Stated problem
Format the records below as a numbered list, from the first line up to and including the line containing "The end plate 24a is at (690, 137).", and leave out any blank lines.

Raw data

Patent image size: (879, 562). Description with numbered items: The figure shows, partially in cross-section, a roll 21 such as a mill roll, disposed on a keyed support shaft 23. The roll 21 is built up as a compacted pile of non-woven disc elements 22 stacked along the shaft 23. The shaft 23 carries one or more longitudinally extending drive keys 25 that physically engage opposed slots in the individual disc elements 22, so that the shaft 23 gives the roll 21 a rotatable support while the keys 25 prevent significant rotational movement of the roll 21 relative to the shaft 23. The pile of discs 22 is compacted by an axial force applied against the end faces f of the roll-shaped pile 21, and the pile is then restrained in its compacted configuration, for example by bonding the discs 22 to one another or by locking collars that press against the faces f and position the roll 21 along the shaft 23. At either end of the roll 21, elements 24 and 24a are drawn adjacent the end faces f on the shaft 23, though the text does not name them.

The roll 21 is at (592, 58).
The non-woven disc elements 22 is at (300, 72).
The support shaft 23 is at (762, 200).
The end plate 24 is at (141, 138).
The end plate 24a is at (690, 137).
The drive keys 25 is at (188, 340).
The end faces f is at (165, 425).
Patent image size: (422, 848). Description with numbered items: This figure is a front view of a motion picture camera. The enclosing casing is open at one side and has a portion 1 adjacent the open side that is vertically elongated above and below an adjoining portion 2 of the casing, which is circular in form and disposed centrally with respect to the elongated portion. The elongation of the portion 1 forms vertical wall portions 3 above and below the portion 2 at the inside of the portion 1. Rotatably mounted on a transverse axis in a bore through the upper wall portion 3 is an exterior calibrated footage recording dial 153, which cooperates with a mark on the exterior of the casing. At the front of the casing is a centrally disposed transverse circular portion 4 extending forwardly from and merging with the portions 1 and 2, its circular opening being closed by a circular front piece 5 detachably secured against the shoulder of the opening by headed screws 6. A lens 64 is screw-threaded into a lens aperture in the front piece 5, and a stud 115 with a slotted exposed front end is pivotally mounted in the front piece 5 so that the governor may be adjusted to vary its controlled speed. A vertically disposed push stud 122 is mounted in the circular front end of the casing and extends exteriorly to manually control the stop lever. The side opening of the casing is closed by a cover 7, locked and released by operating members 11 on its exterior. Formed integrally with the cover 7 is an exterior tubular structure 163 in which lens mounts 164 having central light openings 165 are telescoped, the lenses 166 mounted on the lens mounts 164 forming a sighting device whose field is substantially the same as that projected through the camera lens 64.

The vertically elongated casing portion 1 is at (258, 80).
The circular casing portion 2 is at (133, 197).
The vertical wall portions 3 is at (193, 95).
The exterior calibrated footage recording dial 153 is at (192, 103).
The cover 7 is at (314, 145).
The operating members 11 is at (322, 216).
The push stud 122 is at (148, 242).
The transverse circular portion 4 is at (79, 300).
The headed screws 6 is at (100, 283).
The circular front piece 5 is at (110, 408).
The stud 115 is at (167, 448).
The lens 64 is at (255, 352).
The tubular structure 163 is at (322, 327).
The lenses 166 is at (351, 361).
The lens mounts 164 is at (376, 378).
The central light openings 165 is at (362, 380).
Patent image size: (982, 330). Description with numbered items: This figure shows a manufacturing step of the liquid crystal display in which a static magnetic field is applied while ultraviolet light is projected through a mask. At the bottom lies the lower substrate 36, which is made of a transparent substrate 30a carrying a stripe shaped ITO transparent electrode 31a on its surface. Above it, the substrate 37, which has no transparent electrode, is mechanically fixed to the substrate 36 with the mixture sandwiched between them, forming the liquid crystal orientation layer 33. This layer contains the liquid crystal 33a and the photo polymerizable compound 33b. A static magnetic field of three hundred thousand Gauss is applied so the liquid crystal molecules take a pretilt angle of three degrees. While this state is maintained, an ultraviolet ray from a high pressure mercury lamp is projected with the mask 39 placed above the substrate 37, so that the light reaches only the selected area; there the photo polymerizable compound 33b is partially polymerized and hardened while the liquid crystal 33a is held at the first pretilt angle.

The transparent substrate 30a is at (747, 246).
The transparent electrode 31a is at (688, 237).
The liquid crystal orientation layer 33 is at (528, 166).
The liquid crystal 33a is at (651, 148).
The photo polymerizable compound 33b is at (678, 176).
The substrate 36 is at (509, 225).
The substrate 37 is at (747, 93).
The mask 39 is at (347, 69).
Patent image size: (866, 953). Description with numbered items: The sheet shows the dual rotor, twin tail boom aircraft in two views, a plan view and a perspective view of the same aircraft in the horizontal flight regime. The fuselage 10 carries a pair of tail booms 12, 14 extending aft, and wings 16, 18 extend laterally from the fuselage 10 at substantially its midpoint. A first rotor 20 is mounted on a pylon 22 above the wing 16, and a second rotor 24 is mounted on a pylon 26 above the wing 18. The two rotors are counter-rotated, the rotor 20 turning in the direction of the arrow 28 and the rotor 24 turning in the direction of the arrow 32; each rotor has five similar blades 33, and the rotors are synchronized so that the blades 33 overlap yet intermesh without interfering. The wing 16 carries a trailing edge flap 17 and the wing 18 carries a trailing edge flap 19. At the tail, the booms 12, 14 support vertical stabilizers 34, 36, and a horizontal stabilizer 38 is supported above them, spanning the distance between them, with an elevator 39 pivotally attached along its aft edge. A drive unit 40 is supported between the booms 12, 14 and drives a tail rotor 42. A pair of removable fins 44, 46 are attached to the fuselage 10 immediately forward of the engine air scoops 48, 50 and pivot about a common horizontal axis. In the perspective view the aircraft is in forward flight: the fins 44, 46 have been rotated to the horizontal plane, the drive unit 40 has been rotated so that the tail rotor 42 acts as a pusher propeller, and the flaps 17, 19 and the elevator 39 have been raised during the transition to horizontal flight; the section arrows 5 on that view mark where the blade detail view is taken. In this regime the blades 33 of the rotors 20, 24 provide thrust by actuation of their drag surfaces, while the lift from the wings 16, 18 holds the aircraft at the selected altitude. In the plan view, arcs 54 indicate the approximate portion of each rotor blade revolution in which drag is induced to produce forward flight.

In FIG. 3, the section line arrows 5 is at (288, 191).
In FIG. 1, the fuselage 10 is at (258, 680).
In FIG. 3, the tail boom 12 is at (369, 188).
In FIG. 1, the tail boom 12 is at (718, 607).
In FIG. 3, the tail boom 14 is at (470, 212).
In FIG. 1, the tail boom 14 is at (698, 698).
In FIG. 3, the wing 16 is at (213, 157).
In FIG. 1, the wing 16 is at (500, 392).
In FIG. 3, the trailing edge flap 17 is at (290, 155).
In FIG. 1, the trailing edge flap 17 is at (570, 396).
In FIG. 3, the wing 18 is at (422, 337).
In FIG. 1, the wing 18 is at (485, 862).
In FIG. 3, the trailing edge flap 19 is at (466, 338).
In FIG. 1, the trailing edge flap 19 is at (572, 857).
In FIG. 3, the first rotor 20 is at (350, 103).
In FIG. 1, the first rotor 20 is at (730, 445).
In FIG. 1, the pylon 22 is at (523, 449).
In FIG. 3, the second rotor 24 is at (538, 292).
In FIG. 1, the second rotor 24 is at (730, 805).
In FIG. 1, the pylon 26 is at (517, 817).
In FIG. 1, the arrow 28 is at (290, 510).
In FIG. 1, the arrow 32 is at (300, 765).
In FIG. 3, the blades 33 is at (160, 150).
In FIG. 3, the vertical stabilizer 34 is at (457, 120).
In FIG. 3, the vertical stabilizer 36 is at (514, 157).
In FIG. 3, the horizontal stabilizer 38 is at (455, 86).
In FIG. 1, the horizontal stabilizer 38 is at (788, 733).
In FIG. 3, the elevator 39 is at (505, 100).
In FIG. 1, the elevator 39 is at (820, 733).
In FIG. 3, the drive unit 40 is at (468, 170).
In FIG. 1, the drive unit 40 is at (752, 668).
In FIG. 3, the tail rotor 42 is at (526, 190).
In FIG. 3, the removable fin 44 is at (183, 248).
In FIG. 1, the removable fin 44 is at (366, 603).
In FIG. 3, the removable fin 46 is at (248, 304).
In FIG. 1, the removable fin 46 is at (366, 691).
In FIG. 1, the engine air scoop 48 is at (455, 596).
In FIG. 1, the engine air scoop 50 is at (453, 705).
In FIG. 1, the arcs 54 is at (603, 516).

Response to this exercise
1. Patent image size: (879, 562). Description with numbered items: The figure shows, partially in cross-section, a roll 21 such as a mill roll, disposed on a keyed support shaft 23. The roll 21 is built up as a compacted pile of non-woven disc elements 22 stacked along the shaft 23. The shaft 23 carries one or more longitudinally extending drive keys 25 that physically engage opposed slots in the individual disc elements 22, so that the shaft 23 gives the roll 21 a rotatable support while the keys 25 prevent significant rotational movement of the roll 21 relative to the shaft 23. The pile of discs 22 is compacted by an axial force applied against the end faces f of the roll-shaped pile 21, and the pile is then restrained in its compacted configuration, for example by bonding the discs 22 to one another or by locking collars that press against the faces f and position the roll 21 along the shaft 23. At either end of the roll 21, elements 24 and 24a are drawn adjacent the end faces f on the shaft 23, though the text does not name them.
2. The roll 21 is at (592, 58).
3. The non-woven disc elements 22 is at (300, 72).
4. The support shaft 23 is at (762, 200).
5. The end plate 24 is at (141, 138).
6. The end plate 24a is at (690, 137).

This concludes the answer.